Would you copy out the whole listing exactly as given?

····················

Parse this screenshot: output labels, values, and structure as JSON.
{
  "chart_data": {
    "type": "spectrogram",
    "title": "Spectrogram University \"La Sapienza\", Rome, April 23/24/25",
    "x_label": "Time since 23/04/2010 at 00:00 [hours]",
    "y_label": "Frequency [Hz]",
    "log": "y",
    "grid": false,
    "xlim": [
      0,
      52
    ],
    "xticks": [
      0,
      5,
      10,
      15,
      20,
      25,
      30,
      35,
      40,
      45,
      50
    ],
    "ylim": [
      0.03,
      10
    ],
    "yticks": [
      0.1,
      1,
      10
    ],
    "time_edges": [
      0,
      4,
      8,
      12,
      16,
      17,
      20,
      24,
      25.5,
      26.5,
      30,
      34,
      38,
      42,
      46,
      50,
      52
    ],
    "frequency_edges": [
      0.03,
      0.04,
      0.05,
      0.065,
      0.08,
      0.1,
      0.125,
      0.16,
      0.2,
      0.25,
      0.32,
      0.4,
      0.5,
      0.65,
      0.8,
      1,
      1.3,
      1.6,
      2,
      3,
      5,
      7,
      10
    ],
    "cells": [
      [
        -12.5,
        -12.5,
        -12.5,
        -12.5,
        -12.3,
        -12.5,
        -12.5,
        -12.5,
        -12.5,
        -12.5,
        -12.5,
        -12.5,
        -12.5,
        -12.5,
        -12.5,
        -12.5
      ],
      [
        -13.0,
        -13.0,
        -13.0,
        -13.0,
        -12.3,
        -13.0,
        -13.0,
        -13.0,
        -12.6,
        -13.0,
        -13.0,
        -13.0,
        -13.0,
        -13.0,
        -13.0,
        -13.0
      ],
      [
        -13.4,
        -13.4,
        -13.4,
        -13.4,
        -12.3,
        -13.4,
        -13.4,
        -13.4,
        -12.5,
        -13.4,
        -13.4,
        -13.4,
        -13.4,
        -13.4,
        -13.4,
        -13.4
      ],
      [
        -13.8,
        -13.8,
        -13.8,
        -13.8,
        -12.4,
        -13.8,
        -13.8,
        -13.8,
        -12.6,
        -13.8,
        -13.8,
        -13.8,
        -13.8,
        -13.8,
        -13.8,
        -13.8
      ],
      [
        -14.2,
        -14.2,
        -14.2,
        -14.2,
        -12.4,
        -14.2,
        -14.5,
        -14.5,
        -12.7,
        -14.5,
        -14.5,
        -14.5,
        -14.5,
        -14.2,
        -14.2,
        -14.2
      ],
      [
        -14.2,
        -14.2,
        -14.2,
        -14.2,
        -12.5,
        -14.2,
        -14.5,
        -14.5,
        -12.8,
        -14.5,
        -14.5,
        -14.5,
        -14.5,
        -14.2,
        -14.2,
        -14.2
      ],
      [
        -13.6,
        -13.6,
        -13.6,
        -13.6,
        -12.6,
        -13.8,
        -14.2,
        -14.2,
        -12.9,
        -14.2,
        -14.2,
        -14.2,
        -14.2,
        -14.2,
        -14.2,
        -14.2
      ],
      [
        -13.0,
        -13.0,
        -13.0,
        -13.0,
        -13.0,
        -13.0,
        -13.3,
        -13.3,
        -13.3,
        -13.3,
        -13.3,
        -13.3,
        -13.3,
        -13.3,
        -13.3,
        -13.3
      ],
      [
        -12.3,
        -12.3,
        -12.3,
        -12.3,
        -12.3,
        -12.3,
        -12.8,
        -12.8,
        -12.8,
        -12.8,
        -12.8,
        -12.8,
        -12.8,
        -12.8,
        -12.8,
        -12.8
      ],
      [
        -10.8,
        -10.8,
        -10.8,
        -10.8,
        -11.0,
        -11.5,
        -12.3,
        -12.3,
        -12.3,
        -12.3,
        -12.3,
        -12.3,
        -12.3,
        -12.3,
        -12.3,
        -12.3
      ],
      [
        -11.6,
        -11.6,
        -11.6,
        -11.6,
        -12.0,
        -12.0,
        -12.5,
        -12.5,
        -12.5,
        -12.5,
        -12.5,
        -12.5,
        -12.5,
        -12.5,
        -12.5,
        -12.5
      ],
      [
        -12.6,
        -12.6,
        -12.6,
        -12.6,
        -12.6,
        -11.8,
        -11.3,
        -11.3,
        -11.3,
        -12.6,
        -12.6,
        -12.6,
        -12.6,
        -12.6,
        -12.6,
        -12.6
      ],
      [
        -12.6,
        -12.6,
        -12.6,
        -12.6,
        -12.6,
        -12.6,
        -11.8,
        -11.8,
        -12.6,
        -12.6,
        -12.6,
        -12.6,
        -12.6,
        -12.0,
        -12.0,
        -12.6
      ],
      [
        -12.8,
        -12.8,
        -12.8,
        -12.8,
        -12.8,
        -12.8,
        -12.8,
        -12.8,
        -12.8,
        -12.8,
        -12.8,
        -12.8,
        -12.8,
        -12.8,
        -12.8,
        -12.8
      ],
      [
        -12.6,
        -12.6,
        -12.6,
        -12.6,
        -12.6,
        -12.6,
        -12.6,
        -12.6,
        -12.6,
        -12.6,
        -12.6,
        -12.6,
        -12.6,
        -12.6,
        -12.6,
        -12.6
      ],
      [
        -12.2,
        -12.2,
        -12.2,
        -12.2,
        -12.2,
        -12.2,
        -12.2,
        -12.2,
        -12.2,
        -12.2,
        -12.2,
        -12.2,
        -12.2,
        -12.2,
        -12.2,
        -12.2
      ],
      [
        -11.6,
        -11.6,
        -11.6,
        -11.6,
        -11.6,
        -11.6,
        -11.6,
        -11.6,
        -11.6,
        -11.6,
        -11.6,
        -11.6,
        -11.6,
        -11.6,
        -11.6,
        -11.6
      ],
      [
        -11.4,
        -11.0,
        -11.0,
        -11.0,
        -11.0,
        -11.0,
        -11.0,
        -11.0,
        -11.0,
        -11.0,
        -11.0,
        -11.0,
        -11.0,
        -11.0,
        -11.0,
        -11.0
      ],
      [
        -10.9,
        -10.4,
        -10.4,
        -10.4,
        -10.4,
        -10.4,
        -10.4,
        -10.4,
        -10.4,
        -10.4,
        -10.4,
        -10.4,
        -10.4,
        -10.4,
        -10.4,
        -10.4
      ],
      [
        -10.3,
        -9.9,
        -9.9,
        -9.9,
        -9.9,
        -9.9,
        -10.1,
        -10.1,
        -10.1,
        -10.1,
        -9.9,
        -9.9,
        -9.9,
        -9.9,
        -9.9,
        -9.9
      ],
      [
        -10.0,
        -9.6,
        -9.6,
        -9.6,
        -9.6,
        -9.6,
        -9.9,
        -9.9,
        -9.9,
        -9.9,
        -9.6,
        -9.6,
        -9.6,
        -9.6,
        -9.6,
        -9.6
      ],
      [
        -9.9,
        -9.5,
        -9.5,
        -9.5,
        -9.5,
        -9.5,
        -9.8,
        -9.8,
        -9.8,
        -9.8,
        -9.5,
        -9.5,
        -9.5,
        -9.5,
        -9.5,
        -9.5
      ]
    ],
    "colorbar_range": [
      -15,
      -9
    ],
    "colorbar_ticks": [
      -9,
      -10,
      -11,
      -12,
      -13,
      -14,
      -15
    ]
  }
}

····················

— SOLUTION TO THIS PROBLEM —
Parse this screenshot: output labels, values, and structure as JSON.
{
  "chart_data": {
    "type": "spectrogram",
    "title": "Spectrogram University \"La Sapienza\", Rome, April 23/24/25",
    "x_label": "Time since 23/04/2010 at 00:00 [hours]",
    "y_label": "Frequency [Hz]",
    "log": "y",
    "grid": false,
    "xlim": [
      0,
      52
    ],
    "xticks": [
      0,
      5,
      10,
      15,
      20,
      25,
      30,
      35,
      40,
      45,
      50
    ],
    "ylim": [
      0.03,
      10
    ],
    "yticks": [
      0.1,
      1,
      10
    ],
    "time_edges": [
      0,
      4,
      8,
      12,
      16,
      17,
      20,
      24,
      25.5,
      26.5,
      30,
      34,
      38,
      42,
      46,
      50,
      52
    ],
    "frequency_edges": [
      0.03,
      0.04,
      0.05,
      0.065,
      0.08,
      0.1,
      0.125,
      0.16,
      0.2,
      0.25,
      0.32,
      0.4,
      0.5,
      0.65,
      0.8,
      1,
      1.3,
      1.6,
      2,
      3,
      5,
      7,
      10
    ],
    "cells": [
      [
        -12.5,
        -12.5,
        -12.5,
        -12.5,
        -12.3,
        -12.5,
        -12.5,
        -12.5,
        -12.5,
        -12.5,
        -12.5,
        -12.5,
        -12.5,
        -12.5,
        -12.5,
        -12.5
      ],
      [
        -13.0,
        -13.0,
        -13.0,
        -13.0,
        -12.3,
        -13.0,
        -13.0,
        -13.0,
        -12.6,
        -13.0,
        -13.0,
        -13.0,
        -13.0,
        -13.0,
        -13.0,
        -13.0
      ],
      [
        -13.4,
        -13.4,
        -13.4,
        -13.4,
        -12.3,
        -13.4,
        -13.4,
        -13.4,
        -12.5,
        -13.4,
        -13.4,
        -13.4,
        -13.4,
        -13.4,
        -13.4,
        -13.4
      ],
      [
        -13.8,
        -13.8,
        -13.8,
        -13.8,
        -12.4,
        -13.8,
        -13.8,
        -13.8,
        -12.6,
        -13.8,
        -13.8,
        -13.8,
        -13.8,
        -13.8,
        -13.8,
        -13.8
      ],
      [
        -14.2,
        -14.2,
        -14.2,
        -14.2,
        -12.4,
        -14.2,
        -14.5,
        -14.5,
        -12.7,
        -14.5,
        -14.5,
        -14.5,
        -14.5,
        -14.2,
        -14.2,
        -14.2
      ],
      [
        -14.2,
        -14.2,
        -14.2,
        -14.2,
        -12.5,
        -14.2,
        -14.5,
        -14.5,
        -12.8,
        -14.5,
        -14.5,
        -14.5,
        -14.5,
        -14.2,
        -14.2,
        -14.2
      ],
      [
        -13.6,
        -13.6,
        -13.6,
        -13.6,
        -12.6,
        -13.8,
        -14.2,
        -14.2,
        -12.9,
        -14.2,
        -14.2,
        -14.2,
        -14.2,
        -14.2,
        -14.2,
        -14.2
      ],
      [
        -13.0,
        -13.0,
        -13.0,
        -13.0,
        -13.0,
        -13.0,
        -13.3,
        -13.3,
        -13.3,
        -13.3,
        -13.3,
        -13.3,
        -13.3,
        -13.3,
        -13.3,
        -13.3
      ],
      [
        -12.3,
        -12.3,
        -12.3,
        -12.3,
        -12.3,
        -12.3,
        -12.8,
        -12.8,
        -12.8,
        -12.8,
        -12.8,
        -12.8,
        -12.8,
        -12.8,
        -12.8,
        -12.8
      ],
      [
        -10.8,
        -10.8,
        -10.8,
        -10.8,
        -11.0,
        -11.5,
        -12.3,
        -12.3,
        -12.3,
        -12.3,
        -12.3,
        -12.3,
        -12.3,
        -12.3,
        -12.3,
        -12.3
      ],
      [
        -11.6,
        -11.6,
        -11.6,
        -11.6,
        -12.0,
        -12.0,
        -12.5,
        -12.5,
        -12.5,
        -12.5,
        -12.5,
        -12.5,
        -12.5,
        -12.5,
        -12.5,
        -12.5
      ],
      [
        -12.6,
        -12.6,
        -12.6,
        -12.6,
        -12.6,
        -11.8,
        -11.3,
        -11.3,
        -11.3,
        -12.6,
        -12.6,
        -12.6,
        -12.6,
        -12.6,
        -12.6,
        -12.6
      ],
      [
        -12.6,
        -12.6,
        -12.6,
        -12.6,
        -12.6,
        -12.6,
        -11.8,
        -11.8,
        -12.6,
        -12.6,
        -12.6,
        -12.6,
        -12.6,
        -12.0,
        -12.0,
        -12.6
      ],
      [
        -12.8,
        -12.8,
        -12.8,
        -12.8,
        -12.8,
        -12.8,
        -12.8,
        -12.8,
        -12.8,
        -12.8,
        -12.8,
        -12.8,
        -12.8,
        -12.8,
        -12.8,
        -12.8
      ],
      [
        -12.6,
        -12.6,
        -12.6,
        -12.6,
        -12.6,
        -12.6,
        -12.6,
        -12.6,
        -12.6,
        -12.6,
        -12.6,
        -12.6,
        -12.6,
        -12.6,
        -12.6,
        -12.6
      ],
      [
        -12.2,
        -12.2,
        -12.2,
        -12.2,
        -12.2,
        -12.2,
        -12.2,
        -12.2,
        -12.2,
        -12.2,
        -12.2,
        -12.2,
        -12.2,
        -12.2,
        -12.2,
        -12.2
      ],
      [
        -11.6,
        -11.6,
        -11.6,
        -11.6,
        -11.6,
        -11.6,
        -11.6,
        -11.6,
        -11.6,
        -11.6,
        -11.6,
        -11.6,
        -11.6,
        -11.6,
        -11.6,
        -11.6
      ],
      [
        -11.4,
        -11.0,
        -11.0,
        -11.0,
        -11.0,
        -11.0,
        -11.0,
        -11.0,
        -11.0,
        -11.0,
        -11.0,
        -11.0,
        -11.0,
        -11.0,
        -11.0,
        -11.0
      ],
      [
        -10.9,
        -10.4,
        -10.4,
        -10.4,
        -10.4,
        -10.4,
        -10.4,
        -10.4,
        -10.4,
        -10.4,
        -10.4,
        -10.4,
        -10.4,
        -10.4,
        -10.4,
        -10.4
      ],
      [
        -10.3,
        -9.9,
        -9.9,
        -9.9,
        -9.9,
        -9.9,
        -10.1,
        -10.1,
        -10.1,
        -10.1,
        -9.9,
        -9.9,
        -9.9,
        -9.9,
        -9.9,
        -9.9
      ],
      [
        -10.0,
        -9.6,
        -9.6,
        -9.6,
        -9.6,
        -9.6,
        -9.9,
        -9.9,
        -9.9,
        -9.9,
        -9.6,
        -9.6,
        -9.6,
        -9.6,
        -9.6,
        -9.6
      ],
      [
        -9.9,
        -9.5,
        -9.5,
        -9.5,
        -9.5,
        -9.5,
        -9.8,
        -9.8,
        -9.8,
        -9.8,
        -9.5,
        -9.5,
        -9.5,
        -9.5,
        -9.5,
        -9.5
      ]
    ],
    "colorbar_range": [
      -15,
      -9
    ],
    "colorbar_ticks": [
      -9,
      -10,
      -11,
      -12,
      -13,
      -14,
      -15
    ]
  }
}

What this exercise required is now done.